## WHAT IS REQUIRED
Every line from the one with "What does this" through the end of the records below should be restated word for word, and nothing outside that span.

-- START DATA EXTRACT --

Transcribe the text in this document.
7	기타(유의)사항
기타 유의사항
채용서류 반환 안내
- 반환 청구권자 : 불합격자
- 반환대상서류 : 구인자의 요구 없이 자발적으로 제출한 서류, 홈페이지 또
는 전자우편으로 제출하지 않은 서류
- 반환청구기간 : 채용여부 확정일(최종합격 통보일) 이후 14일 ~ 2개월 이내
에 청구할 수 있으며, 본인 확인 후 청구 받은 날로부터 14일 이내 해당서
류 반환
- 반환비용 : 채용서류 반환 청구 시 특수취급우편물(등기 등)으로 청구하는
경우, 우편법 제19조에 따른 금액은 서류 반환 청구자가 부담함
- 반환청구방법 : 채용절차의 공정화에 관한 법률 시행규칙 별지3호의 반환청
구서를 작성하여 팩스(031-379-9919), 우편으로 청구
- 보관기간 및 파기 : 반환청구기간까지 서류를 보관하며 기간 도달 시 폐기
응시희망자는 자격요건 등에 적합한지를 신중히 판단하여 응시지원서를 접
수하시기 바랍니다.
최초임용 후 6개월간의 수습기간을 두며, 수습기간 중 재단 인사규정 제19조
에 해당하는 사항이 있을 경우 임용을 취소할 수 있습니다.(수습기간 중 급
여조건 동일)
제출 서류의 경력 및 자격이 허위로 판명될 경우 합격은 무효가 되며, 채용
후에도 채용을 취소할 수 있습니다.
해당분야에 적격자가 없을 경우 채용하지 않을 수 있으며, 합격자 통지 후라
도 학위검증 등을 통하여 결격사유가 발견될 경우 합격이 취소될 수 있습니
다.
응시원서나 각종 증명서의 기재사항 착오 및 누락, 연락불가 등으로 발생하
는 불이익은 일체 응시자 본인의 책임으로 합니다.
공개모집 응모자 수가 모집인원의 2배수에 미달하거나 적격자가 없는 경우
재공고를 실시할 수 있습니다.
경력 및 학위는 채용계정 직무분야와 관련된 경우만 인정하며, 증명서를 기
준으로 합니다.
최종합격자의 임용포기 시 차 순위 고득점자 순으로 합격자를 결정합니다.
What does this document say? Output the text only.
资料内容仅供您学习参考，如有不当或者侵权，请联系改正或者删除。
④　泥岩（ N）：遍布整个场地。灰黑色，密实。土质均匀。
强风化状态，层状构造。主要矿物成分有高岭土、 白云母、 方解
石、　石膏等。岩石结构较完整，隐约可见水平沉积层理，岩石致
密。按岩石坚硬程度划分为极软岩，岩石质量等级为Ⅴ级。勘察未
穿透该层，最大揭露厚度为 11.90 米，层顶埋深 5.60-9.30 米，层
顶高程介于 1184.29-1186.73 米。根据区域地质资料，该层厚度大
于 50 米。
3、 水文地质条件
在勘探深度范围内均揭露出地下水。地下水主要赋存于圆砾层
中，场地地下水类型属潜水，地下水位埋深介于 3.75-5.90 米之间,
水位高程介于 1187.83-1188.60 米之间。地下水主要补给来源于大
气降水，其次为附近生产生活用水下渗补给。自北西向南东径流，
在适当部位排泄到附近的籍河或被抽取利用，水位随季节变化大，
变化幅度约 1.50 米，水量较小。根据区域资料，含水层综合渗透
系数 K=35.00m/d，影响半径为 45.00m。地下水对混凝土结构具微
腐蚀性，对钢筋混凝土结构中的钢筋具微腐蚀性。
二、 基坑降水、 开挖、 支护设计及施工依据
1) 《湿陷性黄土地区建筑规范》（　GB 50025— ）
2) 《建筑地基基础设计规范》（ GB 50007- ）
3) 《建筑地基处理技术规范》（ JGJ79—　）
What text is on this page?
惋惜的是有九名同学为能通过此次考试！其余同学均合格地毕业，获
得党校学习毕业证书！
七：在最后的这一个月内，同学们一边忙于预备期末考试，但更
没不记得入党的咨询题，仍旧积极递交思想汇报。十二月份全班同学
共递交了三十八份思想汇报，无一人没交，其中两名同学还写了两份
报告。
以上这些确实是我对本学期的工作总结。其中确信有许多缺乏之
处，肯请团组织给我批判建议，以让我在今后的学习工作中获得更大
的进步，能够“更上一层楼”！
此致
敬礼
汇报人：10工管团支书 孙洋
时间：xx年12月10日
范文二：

-- END DATA EXTRACT --

## ANSWER TO THIS TASK
What does this document say? Output the text only.
资料内容仅供您学习参考，如有不当或者侵权，请联系改正或者删除。
④　泥岩（ N）：遍布整个场地。灰黑色，密实。土质均匀。
强风化状态，层状构造。主要矿物成分有高岭土、 白云母、 方解
石、　石膏等。岩石结构较完整，隐约可见水平沉积层理，岩石致
密。按岩石坚硬程度划分为极软岩，岩石质量等级为Ⅴ级。勘察未
穿透该层，最大揭露厚度为 11.90 米，层顶埋深 5.60-9.30 米，层
顶高程介于 1184.29-1186.73 米。根据区域地质资料，该层厚度大
于 50 米。
3、 水文地质条件
在勘探深度范围内均揭露出地下水。地下水主要赋存于圆砾层
中，场地地下水类型属潜水，地下水位埋深介于 3.75-5.90 米之间,
水位高程介于 1187.83-1188.60 米之间。地下水主要补给来源于大
气降水，其次为附近生产生活用水下渗补给。自北西向南东径流，
在适当部位排泄到附近的籍河或被抽取利用，水位随季节变化大，
变化幅度约 1.50 米，水量较小。根据区域资料，含水层综合渗透
系数 K=35.00m/d，影响半径为 45.00m。地下水对混凝土结构具微
腐蚀性，对钢筋混凝土结构中的钢筋具微腐蚀性。
二、 基坑降水、 开挖、 支护设计及施工依据
1) 《湿陷性黄土地区建筑规范》（　GB 50025— ）
2) 《建筑地基基础设计规范》（ GB 50007- ）
3) 《建筑地基处理技术规范》（ JGJ79—　）
What text is on this page?
惋惜的是有九名同学为能通过此次考试！其余同学均合格地毕业，获
得党校学习毕业证书！
七：在最后的这一个月内，同学们一边忙于预备期末考试，但更
没不记得入党的咨询题，仍旧积极递交思想汇报。十二月份全班同学
共递交了三十八份思想汇报，无一人没交，其中两名同学还写了两份
报告。
以上这些确实是我对本学期的工作总结。其中确信有许多缺乏之
处，肯请团组织给我批判建议，以让我在今后的学习工作中获得更大
的进步，能够“更上一层楼”！
此致
敬礼
汇报人：10工管团支书 孙洋
时间：xx年12月10日
范文二：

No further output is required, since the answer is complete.